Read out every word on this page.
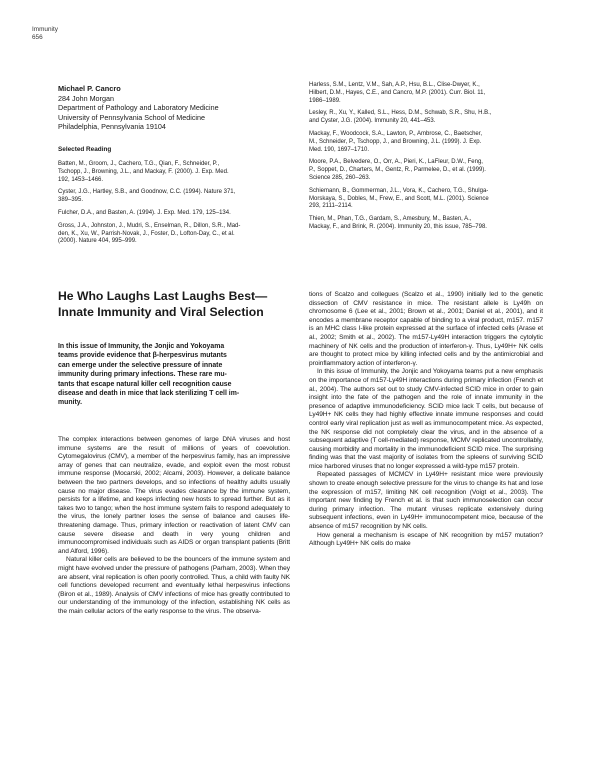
Immunity
656

Michael P. Cancro

284 John Morgan

Department of Pathology and Laboratory Medicine

University of Pennsylvania School of Medicine

Philadelphia, Pennsylvania 19104

Selected Reading

Batten, M., Groom, J., Cachero, T.G., Qian, F., Schneider, P.,
Tschopp, J., Browning, J.L., and Mackay, F. (2000). J. Exp. Med.
192, 1453–1466.

Cyster, J.G., Hartley, S.B., and Goodnow, C.C. (1994). Nature 371,
389–395.

Fulcher, D.A., and Basten, A. (1994). J. Exp. Med. 179, 125–134.

Gross, J.A., Johnston, J., Mudri, S., Enselman, R., Dillon, S.R., Mad-
den, K., Xu, W., Parrish-Novak, J., Foster, D., Lofton-Day, C., et al.
(2000). Nature 404, 995–999.

Harless, S.M., Lentz, V.M., Sah, A.P., Hsu, B.L., Clise-Dwyer, K.,
Hilbert, D.M., Hayes, C.E., and Cancro, M.P. (2001). Curr. Biol. 11,
1986–1989.

Lesley, R., Xu, Y., Kalled, S.L., Hess, D.M., Schwab, S.R., Shu, H.B.,
and Cyster, J.G. (2004). Immunity 20, 441–453.

Mackay, F., Woodcock, S.A., Lawton, P., Ambrose, C., Baetscher,
M., Schneider, P., Tschopp, J., and Browning, J.L. (1999). J. Exp.
Med. 190, 1697–1710.

Moore, P.A., Belvedere, O., Orr, A., Pieri, K., LaFleur, D.W., Feng,
P., Soppet, D., Charters, M., Gentz, R., Parmelee, D., et al. (1999).
Science 285, 260–263.

Schiemann, B., Gommerman, J.L., Vora, K., Cachero, T.G., Shulga-
Morskaya, S., Dobles, M., Frew, E., and Scott, M.L. (2001). Science
293, 2111–2114.

Thien, M., Phan, T.G., Gardam, S., Amesbury, M., Basten, A.,
Mackay, F., and Brink, R. (2004). Immunity 20, this issue, 785–798.

He Who Laughs Last Laughs Best—
Innate Immunity and Viral Selection

In this issue of Immunity, the Jonjic and Yokoyama
teams provide evidence that β-herpesvirus mutants
can emerge under the selective pressure of innate
immunity during primary infections. These rare mu-
tants that escape natural killer cell recognition cause
disease and death in mice that lack sterilizing T cell im-
munity.

The complex interactions between genomes of large DNA viruses and host immune systems are the result of millions of years of coevolution. Cytomegalovirus (CMV), a member of the herpesvirus family, has an impressive array of genes that can neutralize, evade, and exploit even the most robust immune response (Mocarski, 2002; Alcami, 2003). However, a delicate balance between the two partners develops, and so infections of healthy adults usually cause no major disease. The virus evades clearance by the immune system, persists for a lifetime, and keeps infecting new hosts to spread further. But as it takes two to tango; when the host immune system fails to respond adequately to the virus, the lonely partner loses the sense of balance and causes life-threatening damage. Thus, primary infection or reactivation of latent CMV can cause severe disease and death in very young children and immunocompromised individuals such as AIDS or organ transplant patients (Britt and Alford, 1996).

Natural killer cells are believed to be the bouncers of the immune system and might have evolved under the pressure of pathogens (Parham, 2003). When they are absent, viral replication is often poorly controlled. Thus, a child with faulty NK cell functions developed recurrent and eventually lethal herpesvirus infections (Biron et al., 1989). Analysis of CMV infections of mice has greatly contributed to our understanding of the immunology of the infection, establishing NK cells as the main cellular actors of the early response to the virus. The observa-

tions of Scalzo and collegues (Scalzo et al., 1990) initially led to the genetic dissection of CMV resistance in mice. The resistant allele is Ly49h on chromosome 6 (Lee et al., 2001; Brown et al., 2001; Daniel et al., 2001), and it encodes a membrane receptor capable of binding to a viral product, m157. m157 is an MHC class I-like protein expressed at the surface of infected cells (Arase et al., 2002; Smith et al., 2002). The m157-Ly49H interaction triggers the cytolytic machinery of NK cells and the production of interferon-γ. Thus, Ly49H+ NK cells are thought to protect mice by killing infected cells and by the antimicrobial and proinflammatory action of interferon-γ.

In this issue of Immunity, the Jonjic and Yokoyama teams put a new emphasis on the importance of m157-Ly49H interactions during primary infection (French et al., 2004). The authors set out to study CMV-infected SCID mice in order to gain insight into the fate of the pathogen and the role of innate immunity in the presence of adaptive immunodeficiency. SCID mice lack T cells, but because of Ly49H+ NK cells they had highly effective innate immune responses and could control early viral replication just as well as immunocompetent mice. As expected, the NK response did not completely clear the virus, and in the absence of a subsequent adaptive (T cell-mediated) response, MCMV replicated uncontrollably, causing morbidity and mortality in the immunodeficient SCID mice. The surprising finding was that the vast majority of isolates from the spleens of surviving SCID mice harbored viruses that no longer expressed a wild-type m157 protein.

Repeated passages of MCMCV in Ly49H+ resistant mice were previously shown to create enough selective pressure for the virus to change its hat and lose the expression of m157, limiting NK cell recognition (Voigt et al., 2003). The important new finding by French et al. is that such immunoselection can occur during primary infection. The mutant viruses replicate extensively during subsequent infections, even in Ly49H+ immunocompetent mice, because of the absence of m157 recognition by NK cells.

How general a mechanism is escape of NK recognition by m157 mutation? Although Ly49H+ NK cells do make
+-------+
WHAT YOU SHOULD DO ▸ Are you able to set down all the lines above exactly, without any pictures?

EXERCISE RESULT ▸
Read out every word on this page.
Immunity
656

Michael P. Cancro

284 John Morgan

Department of Pathology and Laboratory Medicine

University of Pennsylvania School of Medicine

Philadelphia, Pennsylvania 19104

Selected Reading

Batten, M., Groom, J., Cachero, T.G., Qian, F., Schneider, P.,
Tschopp, J., Browning, J.L., and Mackay, F. (2000). J. Exp. Med.
192, 1453–1466.

Cyster, J.G., Hartley, S.B., and Goodnow, C.C. (1994). Nature 371,
389–395.

Fulcher, D.A., and Basten, A. (1994). J. Exp. Med. 179, 125–134.

Gross, J.A., Johnston, J., Mudri, S., Enselman, R., Dillon, S.R., Mad-
den, K., Xu, W., Parrish-Novak, J., Foster, D., Lofton-Day, C., et al.
(2000). Nature 404, 995–999.

Harless, S.M., Lentz, V.M., Sah, A.P., Hsu, B.L., Clise-Dwyer, K.,
Hilbert, D.M., Hayes, C.E., and Cancro, M.P. (2001). Curr. Biol. 11,
1986–1989.

Lesley, R., Xu, Y., Kalled, S.L., Hess, D.M., Schwab, S.R., Shu, H.B.,
and Cyster, J.G. (2004). Immunity 20, 441–453.

Mackay, F., Woodcock, S.A., Lawton, P., Ambrose, C., Baetscher,
M., Schneider, P., Tschopp, J., and Browning, J.L. (1999). J. Exp.
Med. 190, 1697–1710.

Moore, P.A., Belvedere, O., Orr, A., Pieri, K., LaFleur, D.W., Feng,
P., Soppet, D., Charters, M., Gentz, R., Parmelee, D., et al. (1999).
Science 285, 260–263.

Schiemann, B., Gommerman, J.L., Vora, K., Cachero, T.G., Shulga-
Morskaya, S., Dobles, M., Frew, E., and Scott, M.L. (2001). Science
293, 2111–2114.

Thien, M., Phan, T.G., Gardam, S., Amesbury, M., Basten, A.,
Mackay, F., and Brink, R. (2004). Immunity 20, this issue, 785–798.

He Who Laughs Last Laughs Best—
Innate Immunity and Viral Selection

In this issue of Immunity, the Jonjic and Yokoyama
teams provide evidence that β-herpesvirus mutants
can emerge under the selective pressure of innate
immunity during primary infections. These rare mu-
tants that escape natural killer cell recognition cause
disease and death in mice that lack sterilizing T cell im-
munity.

The complex interactions between genomes of large DNA viruses and host immune systems are the result of millions of years of coevolution. Cytomegalovirus (CMV), a member of the herpesvirus family, has an impressive array of genes that can neutralize, evade, and exploit even the most robust immune response (Mocarski, 2002; Alcami, 2003). However, a delicate balance between the two partners develops, and so infections of healthy adults usually cause no major disease. The virus evades clearance by the immune system, persists for a lifetime, and keeps infecting new hosts to spread further. But as it takes two to tango; when the host immune system fails to respond adequately to the virus, the lonely partner loses the sense of balance and causes life-threatening damage. Thus, primary infection or reactivation of latent CMV can cause severe disease and death in very young children and immunocompromised individuals such as AIDS or organ transplant patients (Britt and Alford, 1996).

Natural killer cells are believed to be the bouncers of the immune system and might have evolved under the pressure of pathogens (Parham, 2003). When they are absent, viral replication is often poorly controlled. Thus, a child with faulty NK cell functions developed recurrent and eventually lethal herpesvirus infections (Biron et al., 1989). Analysis of CMV infections of mice has greatly contributed to our understanding of the immunology of the infection, establishing NK cells as the main cellular actors of the early response to the virus. The observa-

tions of Scalzo and collegues (Scalzo et al., 1990) initially led to the genetic dissection of CMV resistance in mice. The resistant allele is Ly49h on chromosome 6 (Lee et al., 2001; Brown et al., 2001; Daniel et al., 2001), and it encodes a membrane receptor capable of binding to a viral product, m157. m157 is an MHC class I-like protein expressed at the surface of infected cells (Arase et al., 2002; Smith et al., 2002). The m157-Ly49H interaction triggers the cytolytic machinery of NK cells and the production of interferon-γ. Thus, Ly49H+ NK cells are thought to protect mice by killing infected cells and by the antimicrobial and proinflammatory action of interferon-γ.

In this issue of Immunity, the Jonjic and Yokoyama teams put a new emphasis on the importance of m157-Ly49H interactions during primary infection (French et al., 2004). The authors set out to study CMV-infected SCID mice in order to gain insight into the fate of the pathogen and the role of innate immunity in the presence of adaptive immunodeficiency. SCID mice lack T cells, but because of Ly49H+ NK cells they had highly effective innate immune responses and could control early viral replication just as well as immunocompetent mice. As expected, the NK response did not completely clear the virus, and in the absence of a subsequent adaptive (T cell-mediated) response, MCMV replicated uncontrollably, causing morbidity and mortality in the immunodeficient SCID mice. The surprising finding was that the vast majority of isolates from the spleens of surviving SCID mice harbored viruses that no longer expressed a wild-type m157 protein.

Repeated passages of MCMCV in Ly49H+ resistant mice were previously shown to create enough selective pressure for the virus to change its hat and lose the expression of m157, limiting NK cell recognition (Voigt et al., 2003). The important new finding by French et al. is that such immunoselection can occur during primary infection. The mutant viruses replicate extensively during subsequent infections, even in Ly49H+ immunocompetent mice, because of the absence of m157 recognition by NK cells.

How general a mechanism is escape of NK recognition by m157 mutation? Although Ly49H+ NK cells do make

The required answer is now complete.